• _Data to use_:

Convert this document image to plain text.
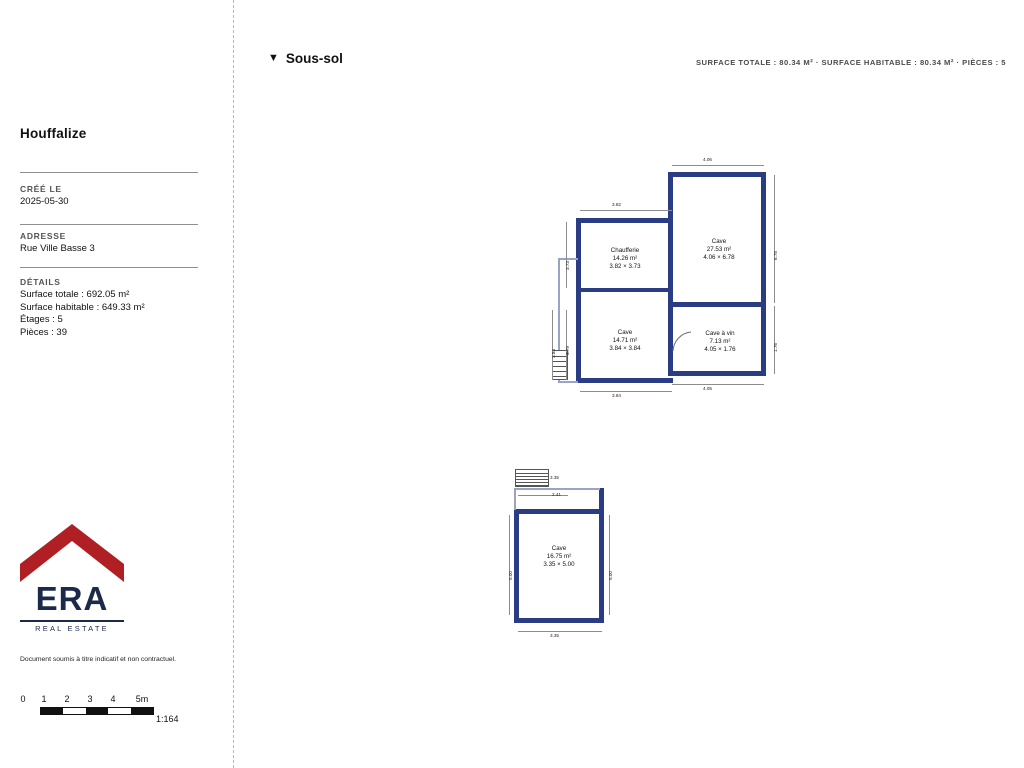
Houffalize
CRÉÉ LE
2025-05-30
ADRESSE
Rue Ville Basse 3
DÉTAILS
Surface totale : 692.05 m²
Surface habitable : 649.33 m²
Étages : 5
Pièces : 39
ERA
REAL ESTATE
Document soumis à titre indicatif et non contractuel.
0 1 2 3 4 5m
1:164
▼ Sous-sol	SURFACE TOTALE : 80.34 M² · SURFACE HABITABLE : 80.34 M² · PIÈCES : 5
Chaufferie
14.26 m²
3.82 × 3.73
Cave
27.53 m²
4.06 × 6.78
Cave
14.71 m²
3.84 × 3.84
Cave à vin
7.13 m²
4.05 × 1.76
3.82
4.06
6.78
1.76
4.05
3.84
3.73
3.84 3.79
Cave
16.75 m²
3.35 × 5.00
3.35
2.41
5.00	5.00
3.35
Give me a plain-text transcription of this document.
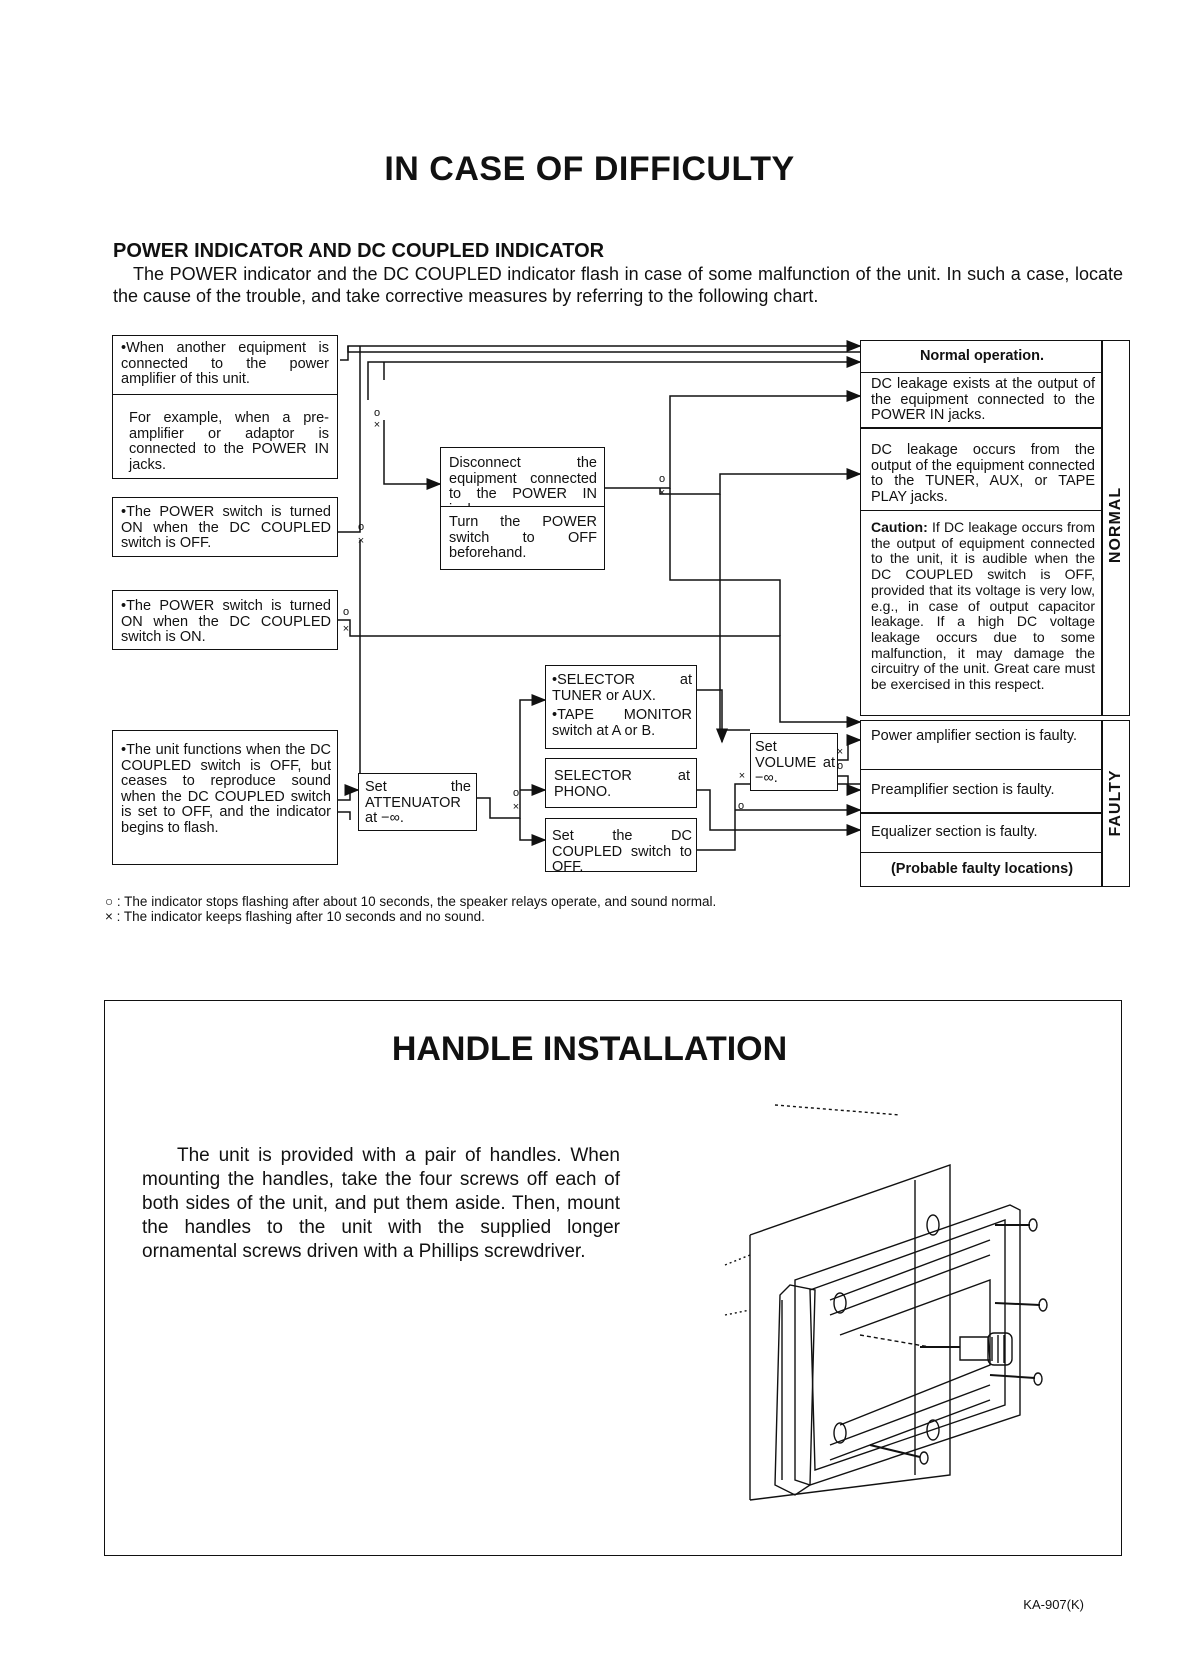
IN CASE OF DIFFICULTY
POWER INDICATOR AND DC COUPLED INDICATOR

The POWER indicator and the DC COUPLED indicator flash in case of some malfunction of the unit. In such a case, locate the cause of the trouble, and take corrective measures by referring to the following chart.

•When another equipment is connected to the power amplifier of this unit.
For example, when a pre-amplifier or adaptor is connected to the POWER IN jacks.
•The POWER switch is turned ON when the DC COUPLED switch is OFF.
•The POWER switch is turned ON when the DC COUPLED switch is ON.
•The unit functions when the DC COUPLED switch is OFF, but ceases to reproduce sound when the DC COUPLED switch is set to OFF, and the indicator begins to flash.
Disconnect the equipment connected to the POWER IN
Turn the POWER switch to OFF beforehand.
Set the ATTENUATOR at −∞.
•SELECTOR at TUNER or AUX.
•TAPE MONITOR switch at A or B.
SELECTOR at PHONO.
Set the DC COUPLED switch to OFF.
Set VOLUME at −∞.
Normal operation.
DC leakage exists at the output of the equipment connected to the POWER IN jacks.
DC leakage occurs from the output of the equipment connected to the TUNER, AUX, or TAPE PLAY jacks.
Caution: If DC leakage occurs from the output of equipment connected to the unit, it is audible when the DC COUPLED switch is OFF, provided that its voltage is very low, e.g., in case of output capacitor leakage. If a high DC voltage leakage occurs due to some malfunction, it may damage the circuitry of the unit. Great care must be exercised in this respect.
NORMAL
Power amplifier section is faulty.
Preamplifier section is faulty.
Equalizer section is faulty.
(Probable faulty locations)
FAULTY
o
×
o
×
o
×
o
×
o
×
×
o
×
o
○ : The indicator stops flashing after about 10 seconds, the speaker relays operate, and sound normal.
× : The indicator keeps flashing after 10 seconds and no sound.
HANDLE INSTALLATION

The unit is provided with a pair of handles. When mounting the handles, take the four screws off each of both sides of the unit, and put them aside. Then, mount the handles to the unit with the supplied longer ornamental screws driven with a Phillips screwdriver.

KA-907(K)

• _Problem description_:
Transcribe the listing in full. Omit the pictures and keep every line exact.

• _Exercise output_:
Convert this document image to plain text.
Houffalize
CRÉÉ LE
2025-05-30
ADRESSE
Rue Ville Basse 3
DÉTAILS
Surface totale : 692.05 m²
Surface habitable : 649.33 m²
Étages : 5
Pièces : 39
ERA
REAL ESTATE
Document soumis à titre indicatif et non contractuel.
0 1 2 3 4 5m
1:164
▼ Sous-sol	SURFACE TOTALE : 80.34 M² · SURFACE HABITABLE : 80.34 M² · PIÈCES : 5
Chaufferie
14.26 m²
3.82 × 3.73
Cave
27.53 m²
4.06 × 6.78
Cave
14.71 m²
3.84 × 3.84
Cave à vin
7.13 m²
4.05 × 1.76
3.82
4.06
6.78
1.76
4.05
3.84
3.73
3.84 3.79
Cave
16.75 m²
3.35 × 5.00
3.35
2.41
5.00	5.00
3.35
Give me a plain-text transcription of this document.
IN CASE OF DIFFICULTY
POWER INDICATOR AND DC COUPLED INDICATOR

The POWER indicator and the DC COUPLED indicator flash in case of some malfunction of the unit. In such a case, locate the cause of the trouble, and take corrective measures by referring to the following chart.

•When another equipment is connected to the power amplifier of this unit.
For example, when a pre-amplifier or adaptor is connected to the POWER IN jacks.
•The POWER switch is turned ON when the DC COUPLED switch is OFF.
•The POWER switch is turned ON when the DC COUPLED switch is ON.
•The unit functions when the DC COUPLED switch is OFF, but ceases to reproduce sound when the DC COUPLED switch is set to OFF, and the indicator begins to flash.
Disconnect the equipment connected to the POWER IN
Turn the POWER switch to OFF beforehand.
Set the ATTENUATOR at −∞.
•SELECTOR at TUNER or AUX.
•TAPE MONITOR switch at A or B.
SELECTOR at PHONO.
Set the DC COUPLED switch to OFF.
Set VOLUME at −∞.
Normal operation.
DC leakage exists at the output of the equipment connected to the POWER IN jacks.
DC leakage occurs from the output of the equipment connected to the TUNER, AUX, or TAPE PLAY jacks.
Caution: If DC leakage occurs from the output of equipment connected to the unit, it is audible when the DC COUPLED switch is OFF, provided that its voltage is very low, e.g., in case of output capacitor leakage. If a high DC voltage leakage occurs due to some malfunction, it may damage the circuitry of the unit. Great care must be exercised in this respect.
NORMAL
Power amplifier section is faulty.
Preamplifier section is faulty.
Equalizer section is faulty.
(Probable faulty locations)
FAULTY
o
×
o
×
o
×
o
×
o
×
×
o
×
o
○ : The indicator stops flashing after about 10 seconds, the speaker relays operate, and sound normal.
× : The indicator keeps flashing after 10 seconds and no sound.
HANDLE INSTALLATION

The unit is provided with a pair of handles. When mounting the handles, take the four screws off each of both sides of the unit, and put them aside. Then, mount the handles to the unit with the supplied longer ornamental screws driven with a Phillips screwdriver.

KA-907(K)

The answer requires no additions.